◆ What is being asked
Repeat the entire listing exactly as written.

◆ Task material

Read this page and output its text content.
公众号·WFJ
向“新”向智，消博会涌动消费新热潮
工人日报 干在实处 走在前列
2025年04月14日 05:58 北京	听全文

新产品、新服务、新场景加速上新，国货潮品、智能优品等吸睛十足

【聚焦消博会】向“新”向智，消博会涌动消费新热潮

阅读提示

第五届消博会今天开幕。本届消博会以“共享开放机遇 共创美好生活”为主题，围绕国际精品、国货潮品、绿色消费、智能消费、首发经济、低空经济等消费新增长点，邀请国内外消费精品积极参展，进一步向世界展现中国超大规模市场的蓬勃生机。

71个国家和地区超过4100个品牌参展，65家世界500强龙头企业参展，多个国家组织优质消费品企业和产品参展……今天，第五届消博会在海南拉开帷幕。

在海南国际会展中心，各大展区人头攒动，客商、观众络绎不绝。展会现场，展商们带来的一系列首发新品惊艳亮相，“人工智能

◆ Answer for the task
Read this page and output its text content.
公众号·WFJ
向“新”向智，消博会涌动消费新热潮
工人日报 干在实处 走在前列
2025年04月14日 05:58 北京	听全文

新产品、新服务、新场景加速上新，国货潮品、智能优品等吸睛十足

【聚焦消博会】向“新”向智，消博会涌动消费新热潮

阅读提示

第五届消博会今天开幕。本届消博会以“共享开放机遇 共创美好生活”为主题，围绕国际精品、国货潮品、绿色消费、智能消费、首发经济、低空经济等消费新增长点，邀请国内外消费精品积极参展，进一步向世界展现中国超大规模市场的蓬勃生机。

71个国家和地区超过4100个品牌参展，65家世界500强龙头企业参展，多个国家组织优质消费品企业和产品参展……今天，第五届消博会在海南拉开帷幕。

在海南国际会展中心，各大展区人头攒动，客商、观众络绎不绝。展会现场，展商们带来的一系列首发新品惊艳亮相，“人工智能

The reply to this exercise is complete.